** Begin Excerpted records **
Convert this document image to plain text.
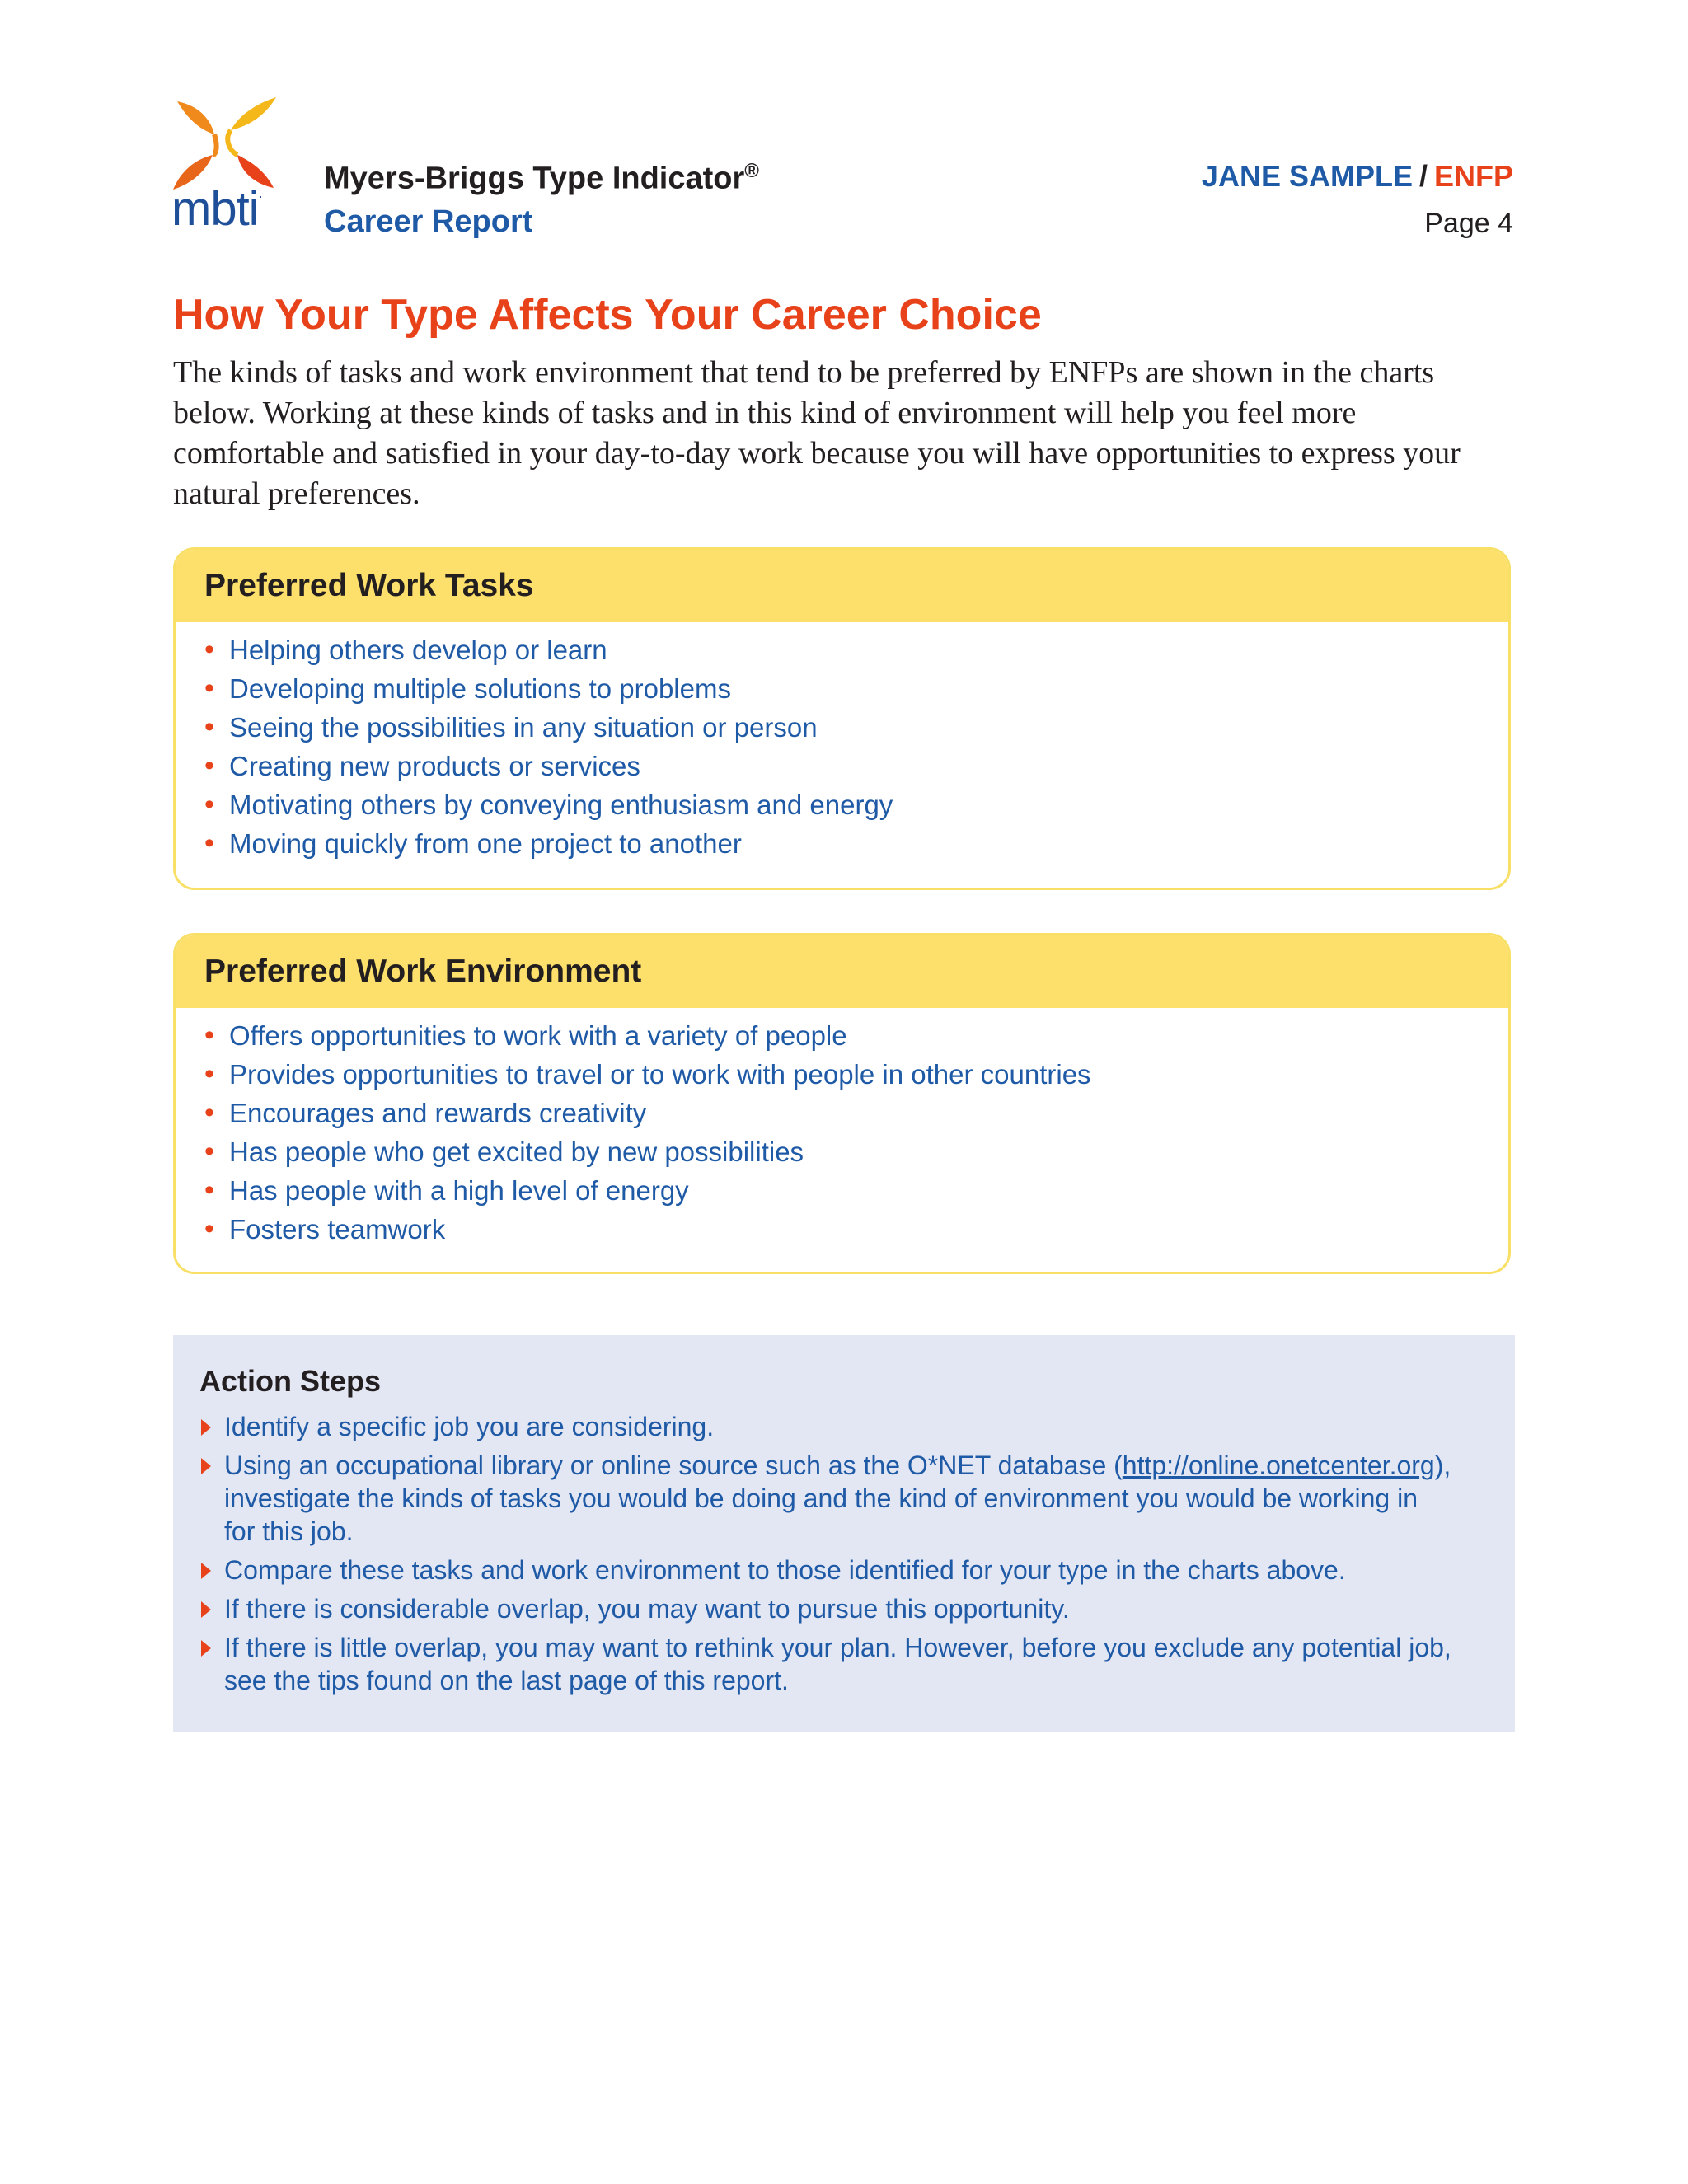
mbti. Myers-Briggs Type Indicator®
Career Report
JANE SAMPLE / ENFP
Page 4
How Your Type Affects Your Career Choice

The kinds of tasks and work environment that tend to be preferred by ENFPs are shown in the charts below. Working at these kinds of tasks and in this kind of environment will help you feel more comfortable and satisfied in your day-to-day work because you will have opportunities to express your natural preferences.

Preferred Work Tasks
• Helping others develop or learn
• Developing multiple solutions to problems
• Seeing the possibilities in any situation or person
• Creating new products or services
• Motivating others by conveying enthusiasm and energy
• Moving quickly from one project to another
Preferred Work Environment
• Offers opportunities to work with a variety of people
• Provides opportunities to travel or to work with people in other countries
• Encourages and rewards creativity
• Has people who get excited by new possibilities
• Has people with a high level of energy
• Fosters teamwork
Action Steps
Identify a specific job you are considering.
Using an occupational library or online source such as the O*NET database (http://online.onetcenter.org), investigate the kinds of tasks you would be doing and the kind of environment you would be working in for this job.
Compare these tasks and work environment to those identified for your type in the charts above.
If there is considerable overlap, you may want to pursue this opportunity.
If there is little overlap, you may want to rethink your plan. However, before you exclude any potential job, see the tips found on the last page of this report.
** End Excerpted records **
# What you need to do
Transcribe every entry word for word, but skip the pictures.

# Response for this exercise
Convert this document image to plain text.
mbti. Myers-Briggs Type Indicator®
Career Report
JANE SAMPLE / ENFP
Page 4
How Your Type Affects Your Career Choice

The kinds of tasks and work environment that tend to be preferred by ENFPs are shown in the charts below. Working at these kinds of tasks and in this kind of environment will help you feel more comfortable and satisfied in your day-to-day work because you will have opportunities to express your natural preferences.

Preferred Work Tasks
• Helping others develop or learn
• Developing multiple solutions to problems
• Seeing the possibilities in any situation or person
• Creating new products or services
• Motivating others by conveying enthusiasm and energy
• Moving quickly from one project to another
Preferred Work Environment
• Offers opportunities to work with a variety of people
• Provides opportunities to travel or to work with people in other countries
• Encourages and rewards creativity
• Has people who get excited by new possibilities
• Has people with a high level of energy
• Fosters teamwork
Action Steps
Identify a specific job you are considering.
Using an occupational library or online source such as the O*NET database (http://online.onetcenter.org), investigate the kinds of tasks you would be doing and the kind of environment you would be working in for this job.
Compare these tasks and work environment to those identified for your type in the charts above.
If there is considerable overlap, you may want to pursue this opportunity.
If there is little overlap, you may want to rethink your plan. However, before you exclude any potential job, see the tips found on the last page of this report.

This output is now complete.